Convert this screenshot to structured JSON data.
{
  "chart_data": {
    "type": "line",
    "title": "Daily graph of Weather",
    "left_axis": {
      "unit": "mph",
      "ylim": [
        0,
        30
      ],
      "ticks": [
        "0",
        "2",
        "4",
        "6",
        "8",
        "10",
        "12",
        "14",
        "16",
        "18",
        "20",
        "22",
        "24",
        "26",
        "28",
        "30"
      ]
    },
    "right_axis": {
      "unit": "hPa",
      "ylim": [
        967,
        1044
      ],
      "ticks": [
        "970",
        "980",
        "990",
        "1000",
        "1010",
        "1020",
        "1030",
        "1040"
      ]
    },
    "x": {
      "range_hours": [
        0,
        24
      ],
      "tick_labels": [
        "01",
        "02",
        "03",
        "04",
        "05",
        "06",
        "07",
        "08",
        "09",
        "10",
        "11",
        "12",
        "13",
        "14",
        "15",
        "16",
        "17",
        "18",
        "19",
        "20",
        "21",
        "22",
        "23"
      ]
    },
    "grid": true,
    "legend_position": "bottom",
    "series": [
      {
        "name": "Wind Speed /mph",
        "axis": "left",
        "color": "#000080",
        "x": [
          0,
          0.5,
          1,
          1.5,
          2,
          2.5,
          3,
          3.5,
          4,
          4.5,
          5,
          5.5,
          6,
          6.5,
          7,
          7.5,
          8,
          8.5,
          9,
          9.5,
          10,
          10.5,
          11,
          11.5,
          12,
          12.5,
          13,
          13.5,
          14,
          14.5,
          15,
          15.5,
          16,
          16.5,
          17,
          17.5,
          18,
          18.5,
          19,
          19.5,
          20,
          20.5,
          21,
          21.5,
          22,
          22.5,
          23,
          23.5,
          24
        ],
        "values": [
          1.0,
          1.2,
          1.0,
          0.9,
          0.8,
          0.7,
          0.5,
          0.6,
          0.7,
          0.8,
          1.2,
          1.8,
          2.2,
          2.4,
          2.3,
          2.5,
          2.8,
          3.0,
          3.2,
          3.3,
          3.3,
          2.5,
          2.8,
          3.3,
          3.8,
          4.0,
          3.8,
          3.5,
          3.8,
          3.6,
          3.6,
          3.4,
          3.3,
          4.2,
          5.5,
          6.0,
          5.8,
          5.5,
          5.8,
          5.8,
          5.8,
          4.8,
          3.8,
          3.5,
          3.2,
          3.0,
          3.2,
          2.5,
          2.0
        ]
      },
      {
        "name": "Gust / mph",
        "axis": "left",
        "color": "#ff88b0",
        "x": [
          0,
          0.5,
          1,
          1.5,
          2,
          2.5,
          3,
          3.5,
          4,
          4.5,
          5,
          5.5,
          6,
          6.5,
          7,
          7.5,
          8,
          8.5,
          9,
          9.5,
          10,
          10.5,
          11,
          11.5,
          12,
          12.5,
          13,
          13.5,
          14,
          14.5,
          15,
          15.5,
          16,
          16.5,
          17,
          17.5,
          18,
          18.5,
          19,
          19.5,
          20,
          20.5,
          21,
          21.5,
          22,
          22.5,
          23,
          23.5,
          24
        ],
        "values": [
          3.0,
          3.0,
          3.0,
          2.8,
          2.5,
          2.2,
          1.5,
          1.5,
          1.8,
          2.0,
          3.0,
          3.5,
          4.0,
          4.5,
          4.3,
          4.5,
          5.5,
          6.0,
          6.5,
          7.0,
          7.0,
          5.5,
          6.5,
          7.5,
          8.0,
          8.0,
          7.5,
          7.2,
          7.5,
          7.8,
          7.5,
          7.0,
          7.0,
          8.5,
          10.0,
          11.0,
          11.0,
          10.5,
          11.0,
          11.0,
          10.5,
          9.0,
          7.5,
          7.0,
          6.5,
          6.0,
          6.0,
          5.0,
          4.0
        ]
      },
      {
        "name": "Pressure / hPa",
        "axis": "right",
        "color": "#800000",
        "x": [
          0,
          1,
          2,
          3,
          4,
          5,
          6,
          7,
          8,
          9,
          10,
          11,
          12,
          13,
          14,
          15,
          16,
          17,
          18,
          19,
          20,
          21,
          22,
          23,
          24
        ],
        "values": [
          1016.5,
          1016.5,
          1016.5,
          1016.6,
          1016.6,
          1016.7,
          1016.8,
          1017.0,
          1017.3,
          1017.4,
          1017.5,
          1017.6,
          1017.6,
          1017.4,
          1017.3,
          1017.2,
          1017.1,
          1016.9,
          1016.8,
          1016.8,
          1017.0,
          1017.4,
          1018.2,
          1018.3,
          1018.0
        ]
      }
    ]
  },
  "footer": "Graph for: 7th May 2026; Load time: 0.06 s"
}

##########

TASK STATEMENT →
Locate the string "color" in the listing above and copy every line where it occurs.

RESULT OF THIS TASK →
        "color": "#000080",
        "color": "#ff88b0",
        "color": "#800000",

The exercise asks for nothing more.